[BEGIN PROVIDED RECORDS]

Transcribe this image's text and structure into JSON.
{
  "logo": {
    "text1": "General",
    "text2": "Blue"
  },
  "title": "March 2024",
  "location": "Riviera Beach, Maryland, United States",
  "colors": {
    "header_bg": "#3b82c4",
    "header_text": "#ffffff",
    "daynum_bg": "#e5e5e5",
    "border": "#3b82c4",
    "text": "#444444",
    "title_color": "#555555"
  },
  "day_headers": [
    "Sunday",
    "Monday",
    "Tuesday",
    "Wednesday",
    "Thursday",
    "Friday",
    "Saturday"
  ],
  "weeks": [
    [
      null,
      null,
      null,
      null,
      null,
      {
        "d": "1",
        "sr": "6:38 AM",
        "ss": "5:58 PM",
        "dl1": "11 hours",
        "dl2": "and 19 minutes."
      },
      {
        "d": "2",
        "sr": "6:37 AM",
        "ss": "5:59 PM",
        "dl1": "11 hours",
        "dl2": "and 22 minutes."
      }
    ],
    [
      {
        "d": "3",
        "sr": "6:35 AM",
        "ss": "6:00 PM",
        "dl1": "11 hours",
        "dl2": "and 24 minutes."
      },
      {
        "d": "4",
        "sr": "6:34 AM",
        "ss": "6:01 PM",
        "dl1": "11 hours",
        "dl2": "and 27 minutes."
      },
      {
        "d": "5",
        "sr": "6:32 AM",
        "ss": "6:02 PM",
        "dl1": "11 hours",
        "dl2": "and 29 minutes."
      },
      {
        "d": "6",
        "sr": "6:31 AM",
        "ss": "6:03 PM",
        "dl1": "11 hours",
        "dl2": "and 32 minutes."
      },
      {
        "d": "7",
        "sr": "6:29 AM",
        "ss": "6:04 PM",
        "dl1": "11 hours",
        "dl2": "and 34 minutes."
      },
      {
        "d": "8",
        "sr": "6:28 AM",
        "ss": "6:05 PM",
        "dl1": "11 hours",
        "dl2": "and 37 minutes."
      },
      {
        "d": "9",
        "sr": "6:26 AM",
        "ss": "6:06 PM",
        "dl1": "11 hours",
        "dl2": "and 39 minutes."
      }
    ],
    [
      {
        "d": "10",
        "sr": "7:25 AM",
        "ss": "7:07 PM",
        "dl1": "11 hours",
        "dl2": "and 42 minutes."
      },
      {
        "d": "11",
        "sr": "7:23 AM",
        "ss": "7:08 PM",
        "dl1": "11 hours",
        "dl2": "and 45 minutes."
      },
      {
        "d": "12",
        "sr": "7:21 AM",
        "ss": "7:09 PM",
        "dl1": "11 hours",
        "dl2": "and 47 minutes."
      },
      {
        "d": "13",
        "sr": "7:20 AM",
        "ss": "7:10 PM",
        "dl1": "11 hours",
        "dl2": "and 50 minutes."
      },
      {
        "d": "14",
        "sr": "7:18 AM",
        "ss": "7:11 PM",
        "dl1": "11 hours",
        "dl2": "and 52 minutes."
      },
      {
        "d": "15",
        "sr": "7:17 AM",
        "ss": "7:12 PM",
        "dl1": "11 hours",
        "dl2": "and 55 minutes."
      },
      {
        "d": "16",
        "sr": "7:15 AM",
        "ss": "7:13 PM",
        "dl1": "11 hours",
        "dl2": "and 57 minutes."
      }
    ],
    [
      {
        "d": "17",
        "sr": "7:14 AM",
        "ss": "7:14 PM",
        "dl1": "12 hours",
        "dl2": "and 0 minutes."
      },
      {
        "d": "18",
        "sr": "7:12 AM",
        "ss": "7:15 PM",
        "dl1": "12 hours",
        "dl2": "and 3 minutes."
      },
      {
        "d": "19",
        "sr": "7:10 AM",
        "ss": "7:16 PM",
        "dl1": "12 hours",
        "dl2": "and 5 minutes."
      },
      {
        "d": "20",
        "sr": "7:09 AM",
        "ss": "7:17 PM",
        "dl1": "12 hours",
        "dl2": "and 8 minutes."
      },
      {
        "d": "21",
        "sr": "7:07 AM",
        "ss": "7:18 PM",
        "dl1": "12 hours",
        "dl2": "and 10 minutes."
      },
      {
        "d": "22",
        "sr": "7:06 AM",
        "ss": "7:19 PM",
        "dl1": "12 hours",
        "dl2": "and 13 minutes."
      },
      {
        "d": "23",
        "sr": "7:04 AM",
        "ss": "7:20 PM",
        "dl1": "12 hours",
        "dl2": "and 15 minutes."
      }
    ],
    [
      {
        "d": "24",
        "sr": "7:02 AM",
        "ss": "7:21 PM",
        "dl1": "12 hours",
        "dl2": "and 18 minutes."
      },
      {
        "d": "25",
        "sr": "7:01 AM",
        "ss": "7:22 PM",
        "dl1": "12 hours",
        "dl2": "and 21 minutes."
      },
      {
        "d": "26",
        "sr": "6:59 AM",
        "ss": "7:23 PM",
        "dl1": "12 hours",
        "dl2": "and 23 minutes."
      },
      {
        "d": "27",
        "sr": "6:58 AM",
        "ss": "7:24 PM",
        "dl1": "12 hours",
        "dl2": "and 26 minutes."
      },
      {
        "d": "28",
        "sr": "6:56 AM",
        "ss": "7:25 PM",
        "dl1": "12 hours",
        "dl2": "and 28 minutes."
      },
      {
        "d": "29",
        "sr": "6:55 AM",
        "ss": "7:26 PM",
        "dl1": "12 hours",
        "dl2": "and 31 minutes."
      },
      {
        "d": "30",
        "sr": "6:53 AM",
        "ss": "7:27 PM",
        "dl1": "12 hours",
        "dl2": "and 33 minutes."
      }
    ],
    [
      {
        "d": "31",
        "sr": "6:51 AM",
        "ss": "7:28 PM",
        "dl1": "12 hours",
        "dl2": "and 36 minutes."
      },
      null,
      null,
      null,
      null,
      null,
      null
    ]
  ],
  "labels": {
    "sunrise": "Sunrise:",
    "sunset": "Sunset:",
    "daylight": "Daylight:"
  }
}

[END PROVIDED RECORDS]

* _WHAT YOU NEED TO DO_:
All of the lines above need to be given again exactly.

* _SOLUTION FOR THIS PROBLEM_:
Transcribe this image's text and structure into JSON.
{
  "logo": {
    "text1": "General",
    "text2": "Blue"
  },
  "title": "March 2024",
  "location": "Riviera Beach, Maryland, United States",
  "colors": {
    "header_bg": "#3b82c4",
    "header_text": "#ffffff",
    "daynum_bg": "#e5e5e5",
    "border": "#3b82c4",
    "text": "#444444",
    "title_color": "#555555"
  },
  "day_headers": [
    "Sunday",
    "Monday",
    "Tuesday",
    "Wednesday",
    "Thursday",
    "Friday",
    "Saturday"
  ],
  "weeks": [
    [
      null,
      null,
      null,
      null,
      null,
      {
        "d": "1",
        "sr": "6:38 AM",
        "ss": "5:58 PM",
        "dl1": "11 hours",
        "dl2": "and 19 minutes."
      },
      {
        "d": "2",
        "sr": "6:37 AM",
        "ss": "5:59 PM",
        "dl1": "11 hours",
        "dl2": "and 22 minutes."
      }
    ],
    [
      {
        "d": "3",
        "sr": "6:35 AM",
        "ss": "6:00 PM",
        "dl1": "11 hours",
        "dl2": "and 24 minutes."
      },
      {
        "d": "4",
        "sr": "6:34 AM",
        "ss": "6:01 PM",
        "dl1": "11 hours",
        "dl2": "and 27 minutes."
      },
      {
        "d": "5",
        "sr": "6:32 AM",
        "ss": "6:02 PM",
        "dl1": "11 hours",
        "dl2": "and 29 minutes."
      },
      {
        "d": "6",
        "sr": "6:31 AM",
        "ss": "6:03 PM",
        "dl1": "11 hours",
        "dl2": "and 32 minutes."
      },
      {
        "d": "7",
        "sr": "6:29 AM",
        "ss": "6:04 PM",
        "dl1": "11 hours",
        "dl2": "and 34 minutes."
      },
      {
        "d": "8",
        "sr": "6:28 AM",
        "ss": "6:05 PM",
        "dl1": "11 hours",
        "dl2": "and 37 minutes."
      },
      {
        "d": "9",
        "sr": "6:26 AM",
        "ss": "6:06 PM",
        "dl1": "11 hours",
        "dl2": "and 39 minutes."
      }
    ],
    [
      {
        "d": "10",
        "sr": "7:25 AM",
        "ss": "7:07 PM",
        "dl1": "11 hours",
        "dl2": "and 42 minutes."
      },
      {
        "d": "11",
        "sr": "7:23 AM",
        "ss": "7:08 PM",
        "dl1": "11 hours",
        "dl2": "and 45 minutes."
      },
      {
        "d": "12",
        "sr": "7:21 AM",
        "ss": "7:09 PM",
        "dl1": "11 hours",
        "dl2": "and 47 minutes."
      },
      {
        "d": "13",
        "sr": "7:20 AM",
        "ss": "7:10 PM",
        "dl1": "11 hours",
        "dl2": "and 50 minutes."
      },
      {
        "d": "14",
        "sr": "7:18 AM",
        "ss": "7:11 PM",
        "dl1": "11 hours",
        "dl2": "and 52 minutes."
      },
      {
        "d": "15",
        "sr": "7:17 AM",
        "ss": "7:12 PM",
        "dl1": "11 hours",
        "dl2": "and 55 minutes."
      },
      {
        "d": "16",
        "sr": "7:15 AM",
        "ss": "7:13 PM",
        "dl1": "11 hours",
        "dl2": "and 57 minutes."
      }
    ],
    [
      {
        "d": "17",
        "sr": "7:14 AM",
        "ss": "7:14 PM",
        "dl1": "12 hours",
        "dl2": "and 0 minutes."
      },
      {
        "d": "18",
        "sr": "7:12 AM",
        "ss": "7:15 PM",
        "dl1": "12 hours",
        "dl2": "and 3 minutes."
      },
      {
        "d": "19",
        "sr": "7:10 AM",
        "ss": "7:16 PM",
        "dl1": "12 hours",
        "dl2": "and 5 minutes."
      },
      {
        "d": "20",
        "sr": "7:09 AM",
        "ss": "7:17 PM",
        "dl1": "12 hours",
        "dl2": "and 8 minutes."
      },
      {
        "d": "21",
        "sr": "7:07 AM",
        "ss": "7:18 PM",
        "dl1": "12 hours",
        "dl2": "and 10 minutes."
      },
      {
        "d": "22",
        "sr": "7:06 AM",
        "ss": "7:19 PM",
        "dl1": "12 hours",
        "dl2": "and 13 minutes."
      },
      {
        "d": "23",
        "sr": "7:04 AM",
        "ss": "7:20 PM",
        "dl1": "12 hours",
        "dl2": "and 15 minutes."
      }
    ],
    [
      {
        "d": "24",
        "sr": "7:02 AM",
        "ss": "7:21 PM",
        "dl1": "12 hours",
        "dl2": "and 18 minutes."
      },
      {
        "d": "25",
        "sr": "7:01 AM",
        "ss": "7:22 PM",
        "dl1": "12 hours",
        "dl2": "and 21 minutes."
      },
      {
        "d": "26",
        "sr": "6:59 AM",
        "ss": "7:23 PM",
        "dl1": "12 hours",
        "dl2": "and 23 minutes."
      },
      {
        "d": "27",
        "sr": "6:58 AM",
        "ss": "7:24 PM",
        "dl1": "12 hours",
        "dl2": "and 26 minutes."
      },
      {
        "d": "28",
        "sr": "6:56 AM",
        "ss": "7:25 PM",
        "dl1": "12 hours",
        "dl2": "and 28 minutes."
      },
      {
        "d": "29",
        "sr": "6:55 AM",
        "ss": "7:26 PM",
        "dl1": "12 hours",
        "dl2": "and 31 minutes."
      },
      {
        "d": "30",
        "sr": "6:53 AM",
        "ss": "7:27 PM",
        "dl1": "12 hours",
        "dl2": "and 33 minutes."
      }
    ],
    [
      {
        "d": "31",
        "sr": "6:51 AM",
        "ss": "7:28 PM",
        "dl1": "12 hours",
        "dl2": "and 36 minutes."
      },
      null,
      null,
      null,
      null,
      null,
      null
    ]
  ],
  "labels": {
    "sunrise": "Sunrise:",
    "sunset": "Sunset:",
    "daylight": "Daylight:"
  }
}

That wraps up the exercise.